Task brief: From the entries below, copy every line where the string "July" appears.

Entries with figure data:
>>
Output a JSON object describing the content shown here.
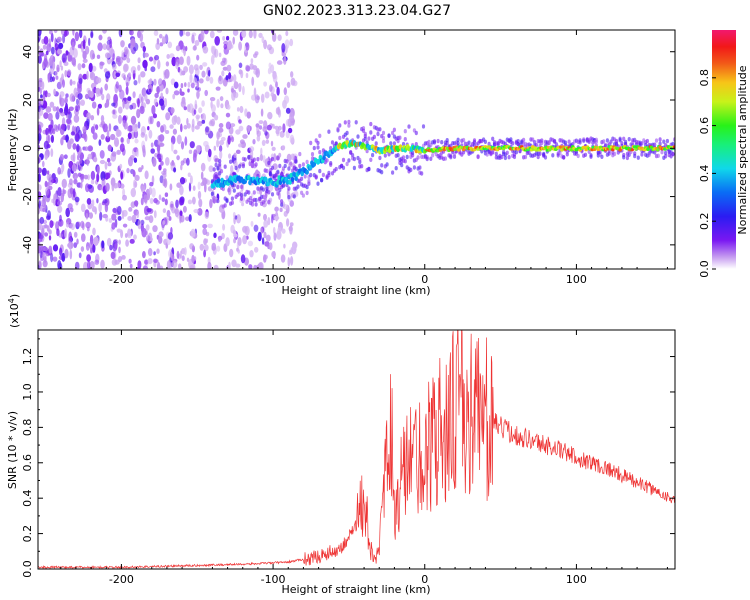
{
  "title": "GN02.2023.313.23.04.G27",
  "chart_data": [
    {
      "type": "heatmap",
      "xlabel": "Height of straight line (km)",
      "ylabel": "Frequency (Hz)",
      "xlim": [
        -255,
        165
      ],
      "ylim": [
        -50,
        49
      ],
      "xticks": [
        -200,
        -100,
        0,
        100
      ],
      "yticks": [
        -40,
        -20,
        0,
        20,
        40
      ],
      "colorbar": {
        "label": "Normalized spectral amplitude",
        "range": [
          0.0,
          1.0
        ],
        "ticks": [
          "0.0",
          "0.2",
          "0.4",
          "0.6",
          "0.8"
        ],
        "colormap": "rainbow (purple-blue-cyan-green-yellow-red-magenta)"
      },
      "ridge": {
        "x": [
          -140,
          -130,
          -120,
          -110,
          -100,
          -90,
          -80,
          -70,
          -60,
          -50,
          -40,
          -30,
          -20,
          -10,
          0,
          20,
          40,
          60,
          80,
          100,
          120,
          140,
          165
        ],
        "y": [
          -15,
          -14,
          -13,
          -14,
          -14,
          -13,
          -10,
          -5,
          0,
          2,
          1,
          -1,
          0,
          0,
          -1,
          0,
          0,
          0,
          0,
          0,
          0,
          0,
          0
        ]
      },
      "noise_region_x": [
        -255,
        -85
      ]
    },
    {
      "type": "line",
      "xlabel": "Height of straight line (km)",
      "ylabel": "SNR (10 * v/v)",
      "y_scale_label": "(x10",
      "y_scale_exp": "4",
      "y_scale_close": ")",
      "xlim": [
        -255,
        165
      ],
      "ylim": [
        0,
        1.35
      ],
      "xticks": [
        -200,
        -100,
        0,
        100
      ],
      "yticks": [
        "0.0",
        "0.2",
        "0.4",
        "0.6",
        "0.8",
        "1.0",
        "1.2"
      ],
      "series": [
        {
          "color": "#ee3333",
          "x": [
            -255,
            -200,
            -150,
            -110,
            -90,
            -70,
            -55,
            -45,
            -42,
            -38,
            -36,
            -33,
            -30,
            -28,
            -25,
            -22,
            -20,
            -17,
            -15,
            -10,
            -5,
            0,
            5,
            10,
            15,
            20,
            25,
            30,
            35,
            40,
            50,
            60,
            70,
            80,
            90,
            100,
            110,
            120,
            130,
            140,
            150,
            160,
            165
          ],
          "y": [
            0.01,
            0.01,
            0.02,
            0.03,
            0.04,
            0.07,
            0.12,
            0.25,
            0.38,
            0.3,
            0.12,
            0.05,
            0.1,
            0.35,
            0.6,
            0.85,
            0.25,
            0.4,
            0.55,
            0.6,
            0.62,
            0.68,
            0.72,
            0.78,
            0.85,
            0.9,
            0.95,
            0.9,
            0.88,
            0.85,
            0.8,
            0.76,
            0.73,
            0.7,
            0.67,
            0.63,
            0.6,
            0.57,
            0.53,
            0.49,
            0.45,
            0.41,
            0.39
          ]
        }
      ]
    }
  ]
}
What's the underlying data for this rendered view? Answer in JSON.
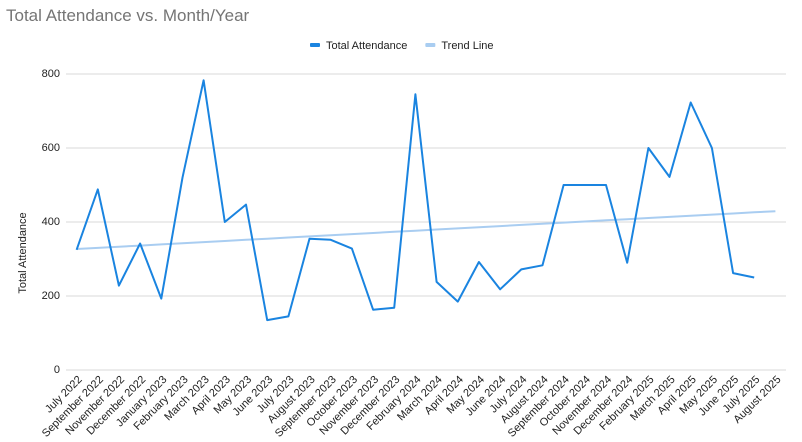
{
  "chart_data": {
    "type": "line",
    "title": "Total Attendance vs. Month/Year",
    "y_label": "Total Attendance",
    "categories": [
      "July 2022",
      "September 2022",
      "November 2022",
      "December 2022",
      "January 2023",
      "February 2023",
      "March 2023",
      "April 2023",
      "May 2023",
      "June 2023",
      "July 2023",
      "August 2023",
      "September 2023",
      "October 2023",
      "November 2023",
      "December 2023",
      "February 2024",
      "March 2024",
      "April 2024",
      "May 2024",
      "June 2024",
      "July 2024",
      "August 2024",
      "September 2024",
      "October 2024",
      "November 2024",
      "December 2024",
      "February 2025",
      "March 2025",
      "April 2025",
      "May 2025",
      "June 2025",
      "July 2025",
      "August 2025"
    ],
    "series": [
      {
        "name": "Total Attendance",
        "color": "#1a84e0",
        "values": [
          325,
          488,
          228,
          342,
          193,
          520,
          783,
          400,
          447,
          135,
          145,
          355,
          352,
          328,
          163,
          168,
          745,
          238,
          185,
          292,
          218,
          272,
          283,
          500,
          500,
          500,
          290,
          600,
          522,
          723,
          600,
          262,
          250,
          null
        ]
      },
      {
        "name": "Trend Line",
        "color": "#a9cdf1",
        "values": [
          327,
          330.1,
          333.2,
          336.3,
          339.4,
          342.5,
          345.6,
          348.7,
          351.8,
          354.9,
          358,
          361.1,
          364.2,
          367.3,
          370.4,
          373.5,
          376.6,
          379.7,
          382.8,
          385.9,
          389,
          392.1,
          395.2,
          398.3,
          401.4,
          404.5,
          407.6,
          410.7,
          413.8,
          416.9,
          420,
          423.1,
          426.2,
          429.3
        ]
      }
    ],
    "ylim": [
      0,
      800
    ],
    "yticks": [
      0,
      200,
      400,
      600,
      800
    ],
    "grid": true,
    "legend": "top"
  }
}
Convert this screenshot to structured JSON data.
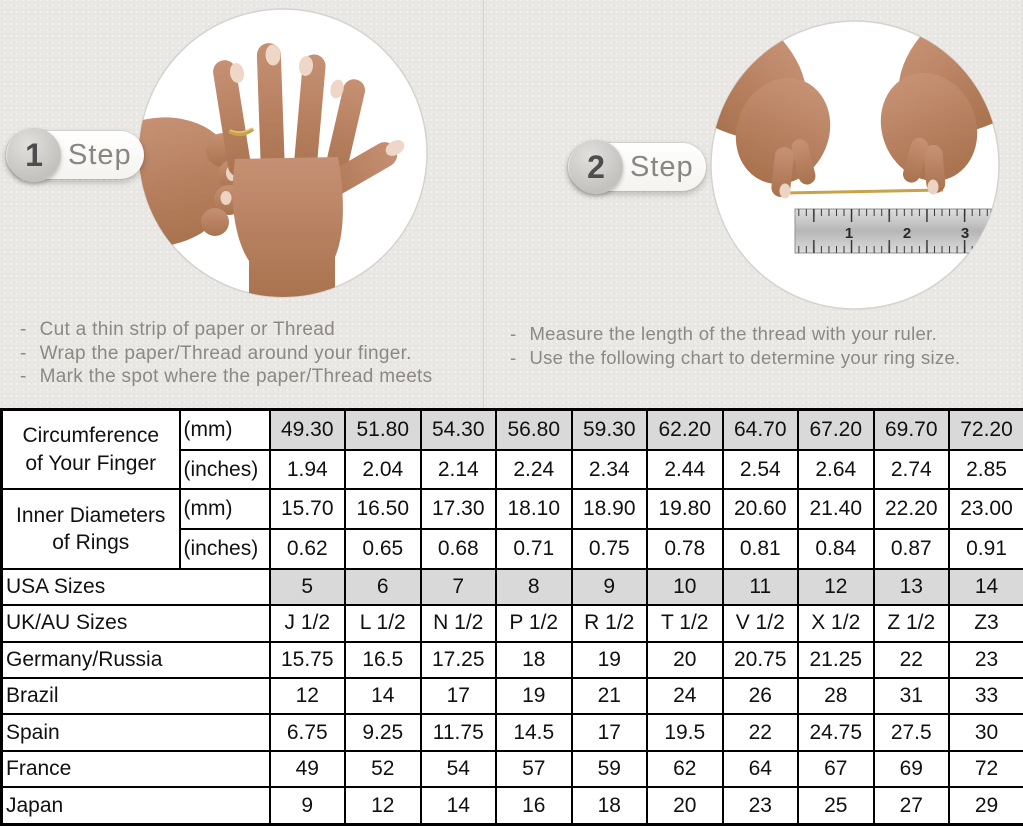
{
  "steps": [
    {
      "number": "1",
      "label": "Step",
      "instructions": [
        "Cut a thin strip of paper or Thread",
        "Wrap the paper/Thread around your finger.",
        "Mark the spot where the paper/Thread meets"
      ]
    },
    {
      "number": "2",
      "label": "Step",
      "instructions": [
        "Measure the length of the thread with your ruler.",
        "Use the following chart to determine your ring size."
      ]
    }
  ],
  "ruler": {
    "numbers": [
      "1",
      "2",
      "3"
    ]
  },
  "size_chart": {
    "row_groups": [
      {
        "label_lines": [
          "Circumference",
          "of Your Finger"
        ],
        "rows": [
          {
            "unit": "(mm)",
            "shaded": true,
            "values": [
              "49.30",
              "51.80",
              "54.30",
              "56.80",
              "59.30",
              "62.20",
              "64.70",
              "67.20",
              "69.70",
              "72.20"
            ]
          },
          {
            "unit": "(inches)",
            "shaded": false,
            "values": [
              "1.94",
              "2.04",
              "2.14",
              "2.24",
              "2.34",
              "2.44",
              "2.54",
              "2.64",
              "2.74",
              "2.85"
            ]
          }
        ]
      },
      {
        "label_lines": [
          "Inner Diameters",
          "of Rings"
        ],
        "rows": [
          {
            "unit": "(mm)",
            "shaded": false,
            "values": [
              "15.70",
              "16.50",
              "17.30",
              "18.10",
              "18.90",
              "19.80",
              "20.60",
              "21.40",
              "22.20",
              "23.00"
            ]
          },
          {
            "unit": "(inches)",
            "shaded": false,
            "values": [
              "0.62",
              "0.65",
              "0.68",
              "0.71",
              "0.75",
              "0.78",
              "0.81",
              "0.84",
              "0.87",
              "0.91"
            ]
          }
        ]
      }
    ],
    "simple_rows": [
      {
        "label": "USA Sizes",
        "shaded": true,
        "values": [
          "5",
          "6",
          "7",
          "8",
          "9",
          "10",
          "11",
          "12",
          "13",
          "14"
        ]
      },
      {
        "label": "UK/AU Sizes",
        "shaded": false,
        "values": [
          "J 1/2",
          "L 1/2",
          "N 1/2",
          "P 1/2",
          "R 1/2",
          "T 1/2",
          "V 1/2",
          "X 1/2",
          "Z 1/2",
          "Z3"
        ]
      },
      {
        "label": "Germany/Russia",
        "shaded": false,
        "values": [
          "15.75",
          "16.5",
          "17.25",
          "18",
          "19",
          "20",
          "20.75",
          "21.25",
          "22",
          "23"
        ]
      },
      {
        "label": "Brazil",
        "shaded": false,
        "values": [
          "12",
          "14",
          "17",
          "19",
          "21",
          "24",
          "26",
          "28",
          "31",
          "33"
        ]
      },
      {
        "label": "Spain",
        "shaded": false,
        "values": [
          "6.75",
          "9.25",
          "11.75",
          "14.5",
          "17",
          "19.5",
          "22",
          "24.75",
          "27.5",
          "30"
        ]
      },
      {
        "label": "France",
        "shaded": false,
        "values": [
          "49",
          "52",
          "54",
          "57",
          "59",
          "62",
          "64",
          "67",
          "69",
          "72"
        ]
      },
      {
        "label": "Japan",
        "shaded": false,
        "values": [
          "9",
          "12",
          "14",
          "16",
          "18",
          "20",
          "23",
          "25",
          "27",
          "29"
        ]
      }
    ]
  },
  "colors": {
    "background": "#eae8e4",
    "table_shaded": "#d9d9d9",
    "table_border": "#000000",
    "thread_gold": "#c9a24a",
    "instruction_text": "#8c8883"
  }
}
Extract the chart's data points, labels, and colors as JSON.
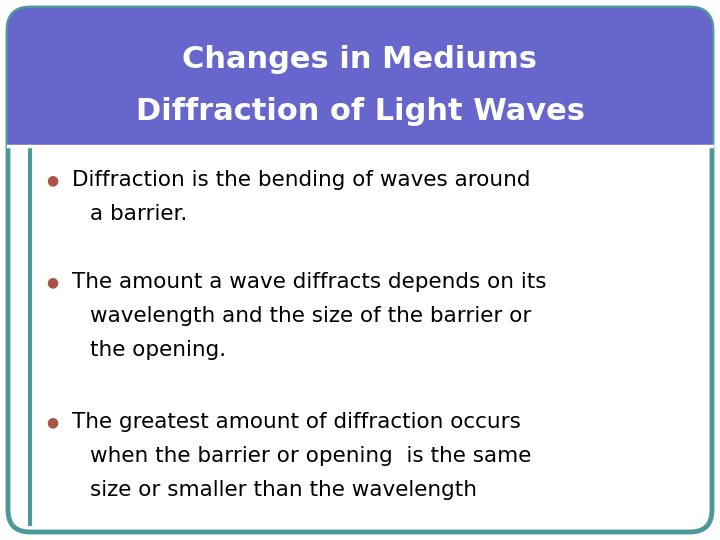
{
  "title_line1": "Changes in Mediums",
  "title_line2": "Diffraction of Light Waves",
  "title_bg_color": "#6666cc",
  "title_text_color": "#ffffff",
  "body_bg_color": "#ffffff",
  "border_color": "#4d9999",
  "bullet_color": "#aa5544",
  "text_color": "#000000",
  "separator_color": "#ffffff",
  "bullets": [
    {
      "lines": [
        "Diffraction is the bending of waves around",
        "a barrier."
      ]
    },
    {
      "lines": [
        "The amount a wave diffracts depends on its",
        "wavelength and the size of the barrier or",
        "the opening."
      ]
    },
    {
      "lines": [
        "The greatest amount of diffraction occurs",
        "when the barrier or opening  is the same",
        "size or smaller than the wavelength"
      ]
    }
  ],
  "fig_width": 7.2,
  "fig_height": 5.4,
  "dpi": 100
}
<<
Answer to the problem:
      "July 2022",
      "July 2023",
      "July 2024",
      "July 2025",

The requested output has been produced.